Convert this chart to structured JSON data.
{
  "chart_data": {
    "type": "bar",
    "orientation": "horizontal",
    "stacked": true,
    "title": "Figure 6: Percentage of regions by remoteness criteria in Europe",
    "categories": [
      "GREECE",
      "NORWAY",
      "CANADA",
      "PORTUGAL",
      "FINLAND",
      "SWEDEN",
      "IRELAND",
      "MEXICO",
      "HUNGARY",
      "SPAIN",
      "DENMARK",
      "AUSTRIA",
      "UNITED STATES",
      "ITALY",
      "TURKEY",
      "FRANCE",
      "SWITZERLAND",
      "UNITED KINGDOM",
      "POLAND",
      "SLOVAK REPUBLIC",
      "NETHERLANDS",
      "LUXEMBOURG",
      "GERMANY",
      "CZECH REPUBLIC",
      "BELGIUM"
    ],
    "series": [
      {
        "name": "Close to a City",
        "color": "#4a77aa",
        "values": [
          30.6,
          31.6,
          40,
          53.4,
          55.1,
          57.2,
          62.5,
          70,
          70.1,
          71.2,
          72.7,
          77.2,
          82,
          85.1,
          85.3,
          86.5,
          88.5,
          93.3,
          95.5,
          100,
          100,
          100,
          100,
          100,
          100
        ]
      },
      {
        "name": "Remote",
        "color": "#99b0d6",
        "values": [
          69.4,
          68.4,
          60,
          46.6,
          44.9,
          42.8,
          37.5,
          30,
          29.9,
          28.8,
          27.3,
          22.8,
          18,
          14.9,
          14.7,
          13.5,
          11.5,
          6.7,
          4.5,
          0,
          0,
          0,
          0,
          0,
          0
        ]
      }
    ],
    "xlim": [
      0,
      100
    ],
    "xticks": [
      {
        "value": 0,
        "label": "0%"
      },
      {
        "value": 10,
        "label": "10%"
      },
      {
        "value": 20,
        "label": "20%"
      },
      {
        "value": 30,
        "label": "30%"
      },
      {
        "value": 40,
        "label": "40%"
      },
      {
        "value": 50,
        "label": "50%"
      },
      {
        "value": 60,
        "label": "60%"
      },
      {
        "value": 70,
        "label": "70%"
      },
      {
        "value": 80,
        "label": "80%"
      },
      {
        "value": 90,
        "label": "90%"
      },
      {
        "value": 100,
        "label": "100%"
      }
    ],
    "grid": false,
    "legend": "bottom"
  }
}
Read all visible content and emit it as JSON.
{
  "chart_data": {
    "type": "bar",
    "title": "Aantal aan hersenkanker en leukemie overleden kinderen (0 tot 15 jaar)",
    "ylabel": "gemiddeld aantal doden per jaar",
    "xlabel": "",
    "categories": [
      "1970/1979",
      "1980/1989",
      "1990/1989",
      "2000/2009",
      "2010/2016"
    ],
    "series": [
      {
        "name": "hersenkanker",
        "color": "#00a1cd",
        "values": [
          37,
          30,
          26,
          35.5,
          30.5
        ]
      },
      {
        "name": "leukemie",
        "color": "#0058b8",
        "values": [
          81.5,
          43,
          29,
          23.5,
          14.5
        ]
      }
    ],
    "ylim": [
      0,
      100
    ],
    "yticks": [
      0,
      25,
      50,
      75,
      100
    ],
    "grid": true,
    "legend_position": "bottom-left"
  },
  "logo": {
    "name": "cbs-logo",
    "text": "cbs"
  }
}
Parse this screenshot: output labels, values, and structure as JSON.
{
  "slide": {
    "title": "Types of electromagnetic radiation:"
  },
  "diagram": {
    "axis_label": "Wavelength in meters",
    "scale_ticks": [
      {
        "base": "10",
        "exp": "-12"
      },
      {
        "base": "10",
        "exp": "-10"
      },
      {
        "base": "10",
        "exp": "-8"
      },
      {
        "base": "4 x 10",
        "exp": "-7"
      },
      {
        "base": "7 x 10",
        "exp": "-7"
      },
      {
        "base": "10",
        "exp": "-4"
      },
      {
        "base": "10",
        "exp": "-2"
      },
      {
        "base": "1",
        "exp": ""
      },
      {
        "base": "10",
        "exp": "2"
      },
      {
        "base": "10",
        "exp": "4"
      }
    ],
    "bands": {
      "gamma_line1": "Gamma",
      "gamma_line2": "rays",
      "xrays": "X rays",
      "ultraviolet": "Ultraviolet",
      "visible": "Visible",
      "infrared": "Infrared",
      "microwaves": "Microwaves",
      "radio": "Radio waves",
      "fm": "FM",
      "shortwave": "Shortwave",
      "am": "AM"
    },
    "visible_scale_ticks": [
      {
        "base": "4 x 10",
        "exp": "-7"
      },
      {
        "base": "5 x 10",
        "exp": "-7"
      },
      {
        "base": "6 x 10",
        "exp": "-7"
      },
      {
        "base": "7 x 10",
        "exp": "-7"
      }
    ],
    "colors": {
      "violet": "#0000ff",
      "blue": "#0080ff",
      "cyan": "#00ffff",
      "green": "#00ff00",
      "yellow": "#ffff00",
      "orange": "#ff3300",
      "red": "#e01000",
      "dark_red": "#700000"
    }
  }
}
◆ ◆ ◆ ◆ ◆
#### What to work on:
Check every line of the entries above for the word "jaar" and report how many lines contain it, giving the number only.

#### Solution for this exercise:
2